----- Records for processing

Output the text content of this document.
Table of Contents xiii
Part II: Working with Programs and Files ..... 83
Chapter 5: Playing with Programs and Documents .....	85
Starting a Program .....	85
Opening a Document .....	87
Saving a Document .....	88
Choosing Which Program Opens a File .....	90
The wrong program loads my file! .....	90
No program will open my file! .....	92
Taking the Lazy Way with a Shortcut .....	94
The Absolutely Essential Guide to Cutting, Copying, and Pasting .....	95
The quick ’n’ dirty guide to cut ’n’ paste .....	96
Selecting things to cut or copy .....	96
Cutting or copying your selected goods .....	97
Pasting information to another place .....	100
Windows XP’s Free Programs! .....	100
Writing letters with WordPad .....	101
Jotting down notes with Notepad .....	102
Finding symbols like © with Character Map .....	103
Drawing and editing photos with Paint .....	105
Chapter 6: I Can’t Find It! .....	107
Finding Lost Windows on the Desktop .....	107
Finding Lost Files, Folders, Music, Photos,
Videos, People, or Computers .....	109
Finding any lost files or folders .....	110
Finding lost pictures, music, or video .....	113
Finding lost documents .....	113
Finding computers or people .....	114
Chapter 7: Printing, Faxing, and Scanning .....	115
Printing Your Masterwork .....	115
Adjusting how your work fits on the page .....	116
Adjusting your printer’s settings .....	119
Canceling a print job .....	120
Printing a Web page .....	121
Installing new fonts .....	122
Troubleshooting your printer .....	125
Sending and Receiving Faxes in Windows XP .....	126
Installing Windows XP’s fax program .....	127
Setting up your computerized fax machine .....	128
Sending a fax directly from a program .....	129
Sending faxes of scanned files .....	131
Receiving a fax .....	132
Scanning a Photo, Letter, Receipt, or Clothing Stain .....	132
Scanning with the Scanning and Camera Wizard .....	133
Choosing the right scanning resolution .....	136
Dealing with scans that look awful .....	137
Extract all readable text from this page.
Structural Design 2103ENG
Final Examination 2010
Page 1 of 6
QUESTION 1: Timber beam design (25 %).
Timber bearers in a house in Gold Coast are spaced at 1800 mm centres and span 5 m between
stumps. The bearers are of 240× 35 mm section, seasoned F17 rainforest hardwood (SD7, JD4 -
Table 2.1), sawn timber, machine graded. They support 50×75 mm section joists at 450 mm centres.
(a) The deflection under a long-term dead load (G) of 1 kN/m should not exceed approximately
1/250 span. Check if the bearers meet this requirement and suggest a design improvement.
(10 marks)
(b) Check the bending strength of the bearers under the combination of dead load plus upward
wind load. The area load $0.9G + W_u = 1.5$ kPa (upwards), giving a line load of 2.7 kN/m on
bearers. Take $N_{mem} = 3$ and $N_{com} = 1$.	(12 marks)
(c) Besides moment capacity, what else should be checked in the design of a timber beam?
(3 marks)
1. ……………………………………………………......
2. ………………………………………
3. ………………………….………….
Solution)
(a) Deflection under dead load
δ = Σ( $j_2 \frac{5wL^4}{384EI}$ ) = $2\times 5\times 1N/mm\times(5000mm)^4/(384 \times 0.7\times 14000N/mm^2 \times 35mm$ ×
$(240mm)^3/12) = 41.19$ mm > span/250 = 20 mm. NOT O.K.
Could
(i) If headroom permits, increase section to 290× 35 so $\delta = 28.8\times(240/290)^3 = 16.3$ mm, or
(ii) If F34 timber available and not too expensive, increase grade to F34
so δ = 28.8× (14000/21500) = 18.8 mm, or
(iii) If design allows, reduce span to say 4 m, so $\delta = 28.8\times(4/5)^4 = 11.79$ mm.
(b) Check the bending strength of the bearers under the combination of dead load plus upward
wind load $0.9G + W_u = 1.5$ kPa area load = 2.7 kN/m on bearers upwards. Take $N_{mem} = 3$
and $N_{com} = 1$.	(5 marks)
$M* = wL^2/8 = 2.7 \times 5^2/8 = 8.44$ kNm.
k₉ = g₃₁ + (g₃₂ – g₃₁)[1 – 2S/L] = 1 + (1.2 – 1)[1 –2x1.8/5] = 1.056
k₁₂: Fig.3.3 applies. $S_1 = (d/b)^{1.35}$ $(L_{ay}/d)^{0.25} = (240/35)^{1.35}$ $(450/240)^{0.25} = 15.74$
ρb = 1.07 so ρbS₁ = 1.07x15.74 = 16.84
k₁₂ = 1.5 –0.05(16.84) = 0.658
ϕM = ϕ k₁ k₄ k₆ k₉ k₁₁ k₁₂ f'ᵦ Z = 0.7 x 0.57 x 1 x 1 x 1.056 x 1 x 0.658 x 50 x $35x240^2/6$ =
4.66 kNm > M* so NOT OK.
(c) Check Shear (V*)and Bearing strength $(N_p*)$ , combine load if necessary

----------

Instructions for the task: Repeat every record, exactly as written.

Response below:
Output the text content of this document.
Table of Contents xiii
Part II: Working with Programs and Files ..... 83
Chapter 5: Playing with Programs and Documents .....	85
Starting a Program .....	85
Opening a Document .....	87
Saving a Document .....	88
Choosing Which Program Opens a File .....	90
The wrong program loads my file! .....	90
No program will open my file! .....	92
Taking the Lazy Way with a Shortcut .....	94
The Absolutely Essential Guide to Cutting, Copying, and Pasting .....	95
The quick ’n’ dirty guide to cut ’n’ paste .....	96
Selecting things to cut or copy .....	96
Cutting or copying your selected goods .....	97
Pasting information to another place .....	100
Windows XP’s Free Programs! .....	100
Writing letters with WordPad .....	101
Jotting down notes with Notepad .....	102
Finding symbols like © with Character Map .....	103
Drawing and editing photos with Paint .....	105
Chapter 6: I Can’t Find It! .....	107
Finding Lost Windows on the Desktop .....	107
Finding Lost Files, Folders, Music, Photos,
Videos, People, or Computers .....	109
Finding any lost files or folders .....	110
Finding lost pictures, music, or video .....	113
Finding lost documents .....	113
Finding computers or people .....	114
Chapter 7: Printing, Faxing, and Scanning .....	115
Printing Your Masterwork .....	115
Adjusting how your work fits on the page .....	116
Adjusting your printer’s settings .....	119
Canceling a print job .....	120
Printing a Web page .....	121
Installing new fonts .....	122
Troubleshooting your printer .....	125
Sending and Receiving Faxes in Windows XP .....	126
Installing Windows XP’s fax program .....	127
Setting up your computerized fax machine .....	128
Sending a fax directly from a program .....	129
Sending faxes of scanned files .....	131
Receiving a fax .....	132
Scanning a Photo, Letter, Receipt, or Clothing Stain .....	132
Scanning with the Scanning and Camera Wizard .....	133
Choosing the right scanning resolution .....	136
Dealing with scans that look awful .....	137
Extract all readable text from this page.
Structural Design 2103ENG
Final Examination 2010
Page 1 of 6
QUESTION 1: Timber beam design (25 %).
Timber bearers in a house in Gold Coast are spaced at 1800 mm centres and span 5 m between
stumps. The bearers are of 240× 35 mm section, seasoned F17 rainforest hardwood (SD7, JD4 -
Table 2.1), sawn timber, machine graded. They support 50×75 mm section joists at 450 mm centres.
(a) The deflection under a long-term dead load (G) of 1 kN/m should not exceed approximately
1/250 span. Check if the bearers meet this requirement and suggest a design improvement.
(10 marks)
(b) Check the bending strength of the bearers under the combination of dead load plus upward
wind load. The area load $0.9G + W_u = 1.5$ kPa (upwards), giving a line load of 2.7 kN/m on
bearers. Take $N_{mem} = 3$ and $N_{com} = 1$.	(12 marks)
(c) Besides moment capacity, what else should be checked in the design of a timber beam?
(3 marks)
1. ……………………………………………………......
2. ………………………………………
3. ………………………….………….
Solution)
(a) Deflection under dead load
δ = Σ( $j_2 \frac{5wL^4}{384EI}$ ) = $2\times 5\times 1N/mm\times(5000mm)^4/(384 \times 0.7\times 14000N/mm^2 \times 35mm$ ×
$(240mm)^3/12) = 41.19$ mm > span/250 = 20 mm. NOT O.K.
Could
(i) If headroom permits, increase section to 290× 35 so $\delta = 28.8\times(240/290)^3 = 16.3$ mm, or
(ii) If F34 timber available and not too expensive, increase grade to F34
so δ = 28.8× (14000/21500) = 18.8 mm, or
(iii) If design allows, reduce span to say 4 m, so $\delta = 28.8\times(4/5)^4 = 11.79$ mm.
(b) Check the bending strength of the bearers under the combination of dead load plus upward
wind load $0.9G + W_u = 1.5$ kPa area load = 2.7 kN/m on bearers upwards. Take $N_{mem} = 3$
and $N_{com} = 1$.	(5 marks)
$M* = wL^2/8 = 2.7 \times 5^2/8 = 8.44$ kNm.
k₉ = g₃₁ + (g₃₂ – g₃₁)[1 – 2S/L] = 1 + (1.2 – 1)[1 –2x1.8/5] = 1.056
k₁₂: Fig.3.3 applies. $S_1 = (d/b)^{1.35}$ $(L_{ay}/d)^{0.25} = (240/35)^{1.35}$ $(450/240)^{0.25} = 15.74$
ρb = 1.07 so ρbS₁ = 1.07x15.74 = 16.84
k₁₂ = 1.5 –0.05(16.84) = 0.658
ϕM = ϕ k₁ k₄ k₆ k₉ k₁₁ k₁₂ f'ᵦ Z = 0.7 x 0.57 x 1 x 1 x 1.056 x 1 x 0.658 x 50 x $35x240^2/6$ =
4.66 kNm > M* so NOT OK.
(c) Check Shear (V*)and Bearing strength $(N_p*)$ , combine load if necessary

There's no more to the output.